Copy nothing but the text: repeat each entry exactly and drop the images.

# Start of Supplied entries

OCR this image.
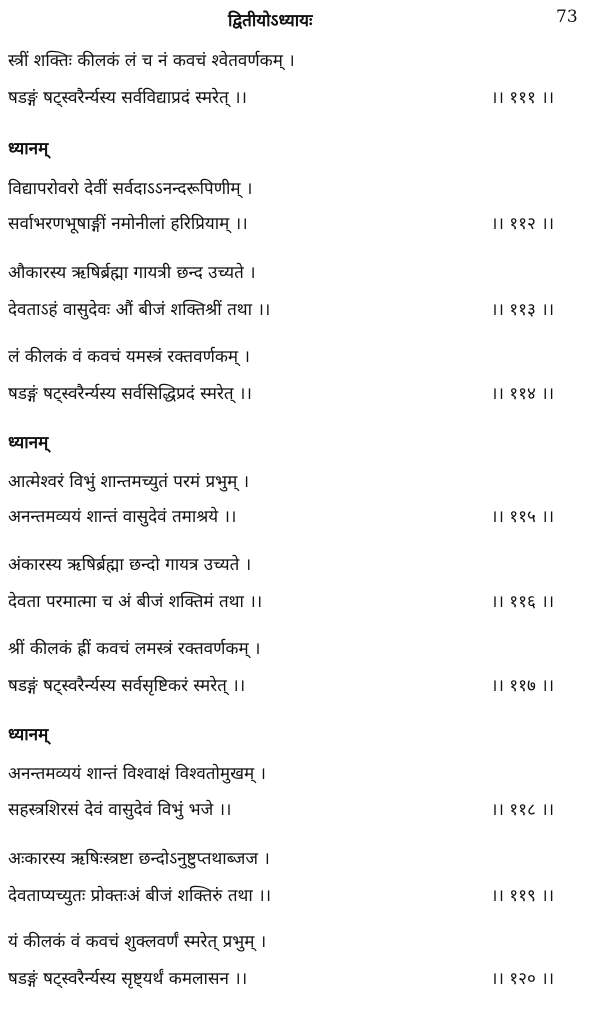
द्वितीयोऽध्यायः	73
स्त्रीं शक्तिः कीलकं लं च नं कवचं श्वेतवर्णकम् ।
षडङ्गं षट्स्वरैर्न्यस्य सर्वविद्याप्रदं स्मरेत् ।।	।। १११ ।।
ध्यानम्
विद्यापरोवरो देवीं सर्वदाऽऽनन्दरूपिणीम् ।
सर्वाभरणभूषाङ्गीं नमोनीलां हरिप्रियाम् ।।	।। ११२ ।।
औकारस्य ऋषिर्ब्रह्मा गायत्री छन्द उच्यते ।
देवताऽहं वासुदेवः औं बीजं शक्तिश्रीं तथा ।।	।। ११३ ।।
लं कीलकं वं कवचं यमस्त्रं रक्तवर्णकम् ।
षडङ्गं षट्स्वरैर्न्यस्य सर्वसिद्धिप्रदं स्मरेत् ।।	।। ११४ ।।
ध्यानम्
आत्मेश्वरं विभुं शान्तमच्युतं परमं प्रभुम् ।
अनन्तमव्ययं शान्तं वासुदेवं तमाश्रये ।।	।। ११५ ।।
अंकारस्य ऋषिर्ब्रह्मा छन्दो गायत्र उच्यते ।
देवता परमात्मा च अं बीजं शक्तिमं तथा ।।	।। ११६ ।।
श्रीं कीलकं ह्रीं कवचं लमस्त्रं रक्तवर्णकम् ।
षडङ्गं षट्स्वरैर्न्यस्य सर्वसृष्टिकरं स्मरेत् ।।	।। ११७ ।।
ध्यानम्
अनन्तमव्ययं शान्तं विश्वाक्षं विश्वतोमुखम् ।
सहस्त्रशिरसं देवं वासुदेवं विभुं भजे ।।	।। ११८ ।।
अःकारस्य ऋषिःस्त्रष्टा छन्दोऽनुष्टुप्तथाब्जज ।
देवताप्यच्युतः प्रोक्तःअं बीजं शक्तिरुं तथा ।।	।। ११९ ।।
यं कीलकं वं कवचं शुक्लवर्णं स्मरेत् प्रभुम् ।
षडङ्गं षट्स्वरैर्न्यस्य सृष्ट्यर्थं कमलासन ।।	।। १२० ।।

# End of Supplied entries

● Exercise result
OCR this image.
द्वितीयोऽध्यायः	73
स्त्रीं शक्तिः कीलकं लं च नं कवचं श्वेतवर्णकम् ।
षडङ्गं षट्स्वरैर्न्यस्य सर्वविद्याप्रदं स्मरेत् ।।	।। १११ ।।
ध्यानम्
विद्यापरोवरो देवीं सर्वदाऽऽनन्दरूपिणीम् ।
सर्वाभरणभूषाङ्गीं नमोनीलां हरिप्रियाम् ।।	।। ११२ ।।
औकारस्य ऋषिर्ब्रह्मा गायत्री छन्द उच्यते ।
देवताऽहं वासुदेवः औं बीजं शक्तिश्रीं तथा ।।	।। ११३ ।।
लं कीलकं वं कवचं यमस्त्रं रक्तवर्णकम् ।
षडङ्गं षट्स्वरैर्न्यस्य सर्वसिद्धिप्रदं स्मरेत् ।।	।। ११४ ।।
ध्यानम्
आत्मेश्वरं विभुं शान्तमच्युतं परमं प्रभुम् ।
अनन्तमव्ययं शान्तं वासुदेवं तमाश्रये ।।	।। ११५ ।।
अंकारस्य ऋषिर्ब्रह्मा छन्दो गायत्र उच्यते ।
देवता परमात्मा च अं बीजं शक्तिमं तथा ।।	।। ११६ ।।
श्रीं कीलकं ह्रीं कवचं लमस्त्रं रक्तवर्णकम् ।
षडङ्गं षट्स्वरैर्न्यस्य सर्वसृष्टिकरं स्मरेत् ।।	।। ११७ ।।
ध्यानम्
अनन्तमव्ययं शान्तं विश्वाक्षं विश्वतोमुखम् ।
सहस्त्रशिरसं देवं वासुदेवं विभुं भजे ।।	।। ११८ ।।
अःकारस्य ऋषिःस्त्रष्टा छन्दोऽनुष्टुप्तथाब्जज ।
देवताप्यच्युतः प्रोक्तःअं बीजं शक्तिरुं तथा ।।	।। ११९ ।।
यं कीलकं वं कवचं शुक्लवर्णं स्मरेत् प्रभुम् ।
षडङ्गं षट्स्वरैर्न्यस्य सृष्ट्यर्थं कमलासन ।।	।। १२० ।।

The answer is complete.